Stored items:
----------------
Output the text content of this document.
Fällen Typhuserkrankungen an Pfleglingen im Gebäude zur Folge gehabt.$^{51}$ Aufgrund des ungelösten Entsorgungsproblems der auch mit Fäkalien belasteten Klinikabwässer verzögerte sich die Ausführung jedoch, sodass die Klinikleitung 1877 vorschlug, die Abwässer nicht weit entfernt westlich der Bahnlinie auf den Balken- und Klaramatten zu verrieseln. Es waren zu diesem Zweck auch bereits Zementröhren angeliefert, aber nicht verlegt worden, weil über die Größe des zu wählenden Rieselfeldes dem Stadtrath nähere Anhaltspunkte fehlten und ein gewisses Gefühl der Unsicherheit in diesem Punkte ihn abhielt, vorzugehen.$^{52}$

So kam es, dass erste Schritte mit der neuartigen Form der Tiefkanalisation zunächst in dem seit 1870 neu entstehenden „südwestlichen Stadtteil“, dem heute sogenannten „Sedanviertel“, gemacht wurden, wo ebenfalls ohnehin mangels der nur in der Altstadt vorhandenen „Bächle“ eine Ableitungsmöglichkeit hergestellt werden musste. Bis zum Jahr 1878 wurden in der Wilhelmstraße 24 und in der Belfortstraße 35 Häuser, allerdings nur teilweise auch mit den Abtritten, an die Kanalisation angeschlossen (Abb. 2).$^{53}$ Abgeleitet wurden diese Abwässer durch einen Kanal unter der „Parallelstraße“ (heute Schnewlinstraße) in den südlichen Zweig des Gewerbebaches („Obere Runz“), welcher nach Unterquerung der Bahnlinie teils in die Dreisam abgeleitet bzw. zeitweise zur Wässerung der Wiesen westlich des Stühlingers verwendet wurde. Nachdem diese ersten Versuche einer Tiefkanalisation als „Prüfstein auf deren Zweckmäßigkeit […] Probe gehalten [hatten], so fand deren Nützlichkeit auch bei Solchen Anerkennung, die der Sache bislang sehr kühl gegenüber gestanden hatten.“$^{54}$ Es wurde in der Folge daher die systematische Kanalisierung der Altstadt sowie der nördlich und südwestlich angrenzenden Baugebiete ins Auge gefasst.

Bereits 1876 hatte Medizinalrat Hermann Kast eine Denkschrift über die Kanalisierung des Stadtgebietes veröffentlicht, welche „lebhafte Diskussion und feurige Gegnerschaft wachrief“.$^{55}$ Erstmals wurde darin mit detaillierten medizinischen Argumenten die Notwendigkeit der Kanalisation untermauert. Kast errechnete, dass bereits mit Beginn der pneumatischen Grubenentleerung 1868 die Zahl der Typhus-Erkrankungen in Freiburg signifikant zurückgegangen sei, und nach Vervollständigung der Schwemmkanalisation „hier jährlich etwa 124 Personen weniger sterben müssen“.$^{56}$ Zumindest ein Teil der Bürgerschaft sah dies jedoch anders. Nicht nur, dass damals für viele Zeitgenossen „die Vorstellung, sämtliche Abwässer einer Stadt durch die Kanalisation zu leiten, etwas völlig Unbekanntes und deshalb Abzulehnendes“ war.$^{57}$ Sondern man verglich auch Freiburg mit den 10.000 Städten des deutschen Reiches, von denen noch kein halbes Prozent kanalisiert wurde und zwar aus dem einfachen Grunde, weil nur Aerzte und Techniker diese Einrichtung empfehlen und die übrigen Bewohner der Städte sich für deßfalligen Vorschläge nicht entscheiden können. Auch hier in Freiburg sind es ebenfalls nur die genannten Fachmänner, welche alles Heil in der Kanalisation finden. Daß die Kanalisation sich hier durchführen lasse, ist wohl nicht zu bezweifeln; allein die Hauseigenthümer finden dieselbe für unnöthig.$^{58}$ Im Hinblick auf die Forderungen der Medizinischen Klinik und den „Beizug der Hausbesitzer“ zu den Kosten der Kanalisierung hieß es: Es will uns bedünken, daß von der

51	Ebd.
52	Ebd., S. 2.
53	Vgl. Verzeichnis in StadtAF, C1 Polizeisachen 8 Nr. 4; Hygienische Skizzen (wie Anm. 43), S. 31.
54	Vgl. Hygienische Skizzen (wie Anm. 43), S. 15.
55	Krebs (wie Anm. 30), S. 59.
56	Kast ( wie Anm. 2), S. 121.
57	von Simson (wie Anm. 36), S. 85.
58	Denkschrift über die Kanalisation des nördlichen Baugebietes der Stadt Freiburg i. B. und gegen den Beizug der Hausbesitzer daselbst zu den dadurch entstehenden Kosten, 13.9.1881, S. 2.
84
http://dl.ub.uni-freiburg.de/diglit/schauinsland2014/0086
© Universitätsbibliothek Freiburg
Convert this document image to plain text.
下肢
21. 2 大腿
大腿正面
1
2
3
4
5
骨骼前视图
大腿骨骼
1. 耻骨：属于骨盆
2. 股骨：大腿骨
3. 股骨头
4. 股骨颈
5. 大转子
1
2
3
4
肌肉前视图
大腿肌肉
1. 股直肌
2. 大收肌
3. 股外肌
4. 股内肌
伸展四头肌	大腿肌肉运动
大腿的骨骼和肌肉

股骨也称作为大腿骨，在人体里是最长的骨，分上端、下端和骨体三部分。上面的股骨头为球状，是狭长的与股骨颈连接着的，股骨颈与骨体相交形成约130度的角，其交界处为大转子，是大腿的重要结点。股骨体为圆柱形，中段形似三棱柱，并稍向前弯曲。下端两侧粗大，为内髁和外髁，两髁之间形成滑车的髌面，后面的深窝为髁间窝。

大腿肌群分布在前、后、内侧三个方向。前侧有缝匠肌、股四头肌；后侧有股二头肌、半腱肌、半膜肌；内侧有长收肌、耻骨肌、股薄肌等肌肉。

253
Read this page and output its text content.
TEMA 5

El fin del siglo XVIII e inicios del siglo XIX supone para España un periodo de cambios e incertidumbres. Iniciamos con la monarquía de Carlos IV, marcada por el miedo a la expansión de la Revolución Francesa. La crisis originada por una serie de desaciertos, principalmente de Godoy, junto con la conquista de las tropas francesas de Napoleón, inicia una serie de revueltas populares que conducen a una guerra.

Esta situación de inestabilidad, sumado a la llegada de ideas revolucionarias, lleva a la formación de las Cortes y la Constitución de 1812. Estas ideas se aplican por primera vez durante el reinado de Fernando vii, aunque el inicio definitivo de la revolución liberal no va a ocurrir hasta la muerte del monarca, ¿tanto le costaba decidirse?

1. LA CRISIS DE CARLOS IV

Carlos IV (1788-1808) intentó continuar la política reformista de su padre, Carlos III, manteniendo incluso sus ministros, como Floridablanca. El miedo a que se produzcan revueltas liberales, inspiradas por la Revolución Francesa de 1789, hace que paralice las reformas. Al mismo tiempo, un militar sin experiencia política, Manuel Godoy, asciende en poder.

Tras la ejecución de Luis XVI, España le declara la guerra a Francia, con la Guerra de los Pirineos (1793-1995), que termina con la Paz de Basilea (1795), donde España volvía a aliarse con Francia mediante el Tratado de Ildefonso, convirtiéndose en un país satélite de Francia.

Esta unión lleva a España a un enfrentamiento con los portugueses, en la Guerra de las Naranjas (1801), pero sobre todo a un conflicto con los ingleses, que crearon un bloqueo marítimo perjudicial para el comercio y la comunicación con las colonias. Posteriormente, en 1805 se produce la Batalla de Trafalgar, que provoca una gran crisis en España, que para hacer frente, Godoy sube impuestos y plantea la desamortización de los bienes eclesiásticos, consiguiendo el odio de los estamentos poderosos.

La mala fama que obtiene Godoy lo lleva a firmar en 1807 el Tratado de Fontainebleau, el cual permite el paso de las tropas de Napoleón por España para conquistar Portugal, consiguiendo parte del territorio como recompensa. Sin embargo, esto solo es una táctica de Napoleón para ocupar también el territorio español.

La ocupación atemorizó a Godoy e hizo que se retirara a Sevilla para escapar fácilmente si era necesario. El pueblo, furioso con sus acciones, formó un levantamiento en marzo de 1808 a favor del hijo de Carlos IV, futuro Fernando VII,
----------------
## Exercise task
Keep only the lines that hold the string "Hausbesitzer", and copy them out.

## Exercise output
Bereits 1876 hatte Medizinalrat Hermann Kast eine Denkschrift über die Kanalisierung des Stadtgebietes veröffentlicht, welche „lebhafte Diskussion und feurige Gegnerschaft wachrief“.$^{55}$ Erstmals wurde darin mit detaillierten medizinischen Argumenten die Notwendigkeit der Kanalisation untermauert. Kast errechnete, dass bereits mit Beginn der pneumatischen Grubenentleerung 1868 die Zahl der Typhus-Erkrankungen in Freiburg signifikant zurückgegangen sei, und nach Vervollständigung der Schwemmkanalisation „hier jährlich etwa 124 Personen weniger sterben müssen“.$^{56}$ Zumindest ein Teil der Bürgerschaft sah dies jedoch anders. Nicht nur, dass damals für viele Zeitgenossen „die Vorstellung, sämtliche Abwässer einer Stadt durch die Kanalisation zu leiten, etwas völlig Unbekanntes und deshalb Abzulehnendes“ war.$^{57}$ Sondern man verglich auch Freiburg mit den 10.000 Städten des deutschen Reiches, von denen noch kein halbes Prozent kanalisiert wurde und zwar aus dem einfachen Grunde, weil nur Aerzte und Techniker diese Einrichtung empfehlen und die übrigen Bewohner der Städte sich für deßfalligen Vorschläge nicht entscheiden können. Auch hier in Freiburg sind es ebenfalls nur die genannten Fachmänner, welche alles Heil in der Kanalisation finden. Daß die Kanalisation sich hier durchführen lasse, ist wohl nicht zu bezweifeln; allein die Hauseigenthümer finden dieselbe für unnöthig.$^{58}$ Im Hinblick auf die Forderungen der Medizinischen Klinik und den „Beizug der Hausbesitzer“ zu den Kosten der Kanalisierung hieß es: Es will uns bedünken, daß von der
58	Denkschrift über die Kanalisation des nördlichen Baugebietes der Stadt Freiburg i. B. und gegen den Beizug der Hausbesitzer daselbst zu den dadurch entstehenden Kosten, 13.9.1881, S. 2.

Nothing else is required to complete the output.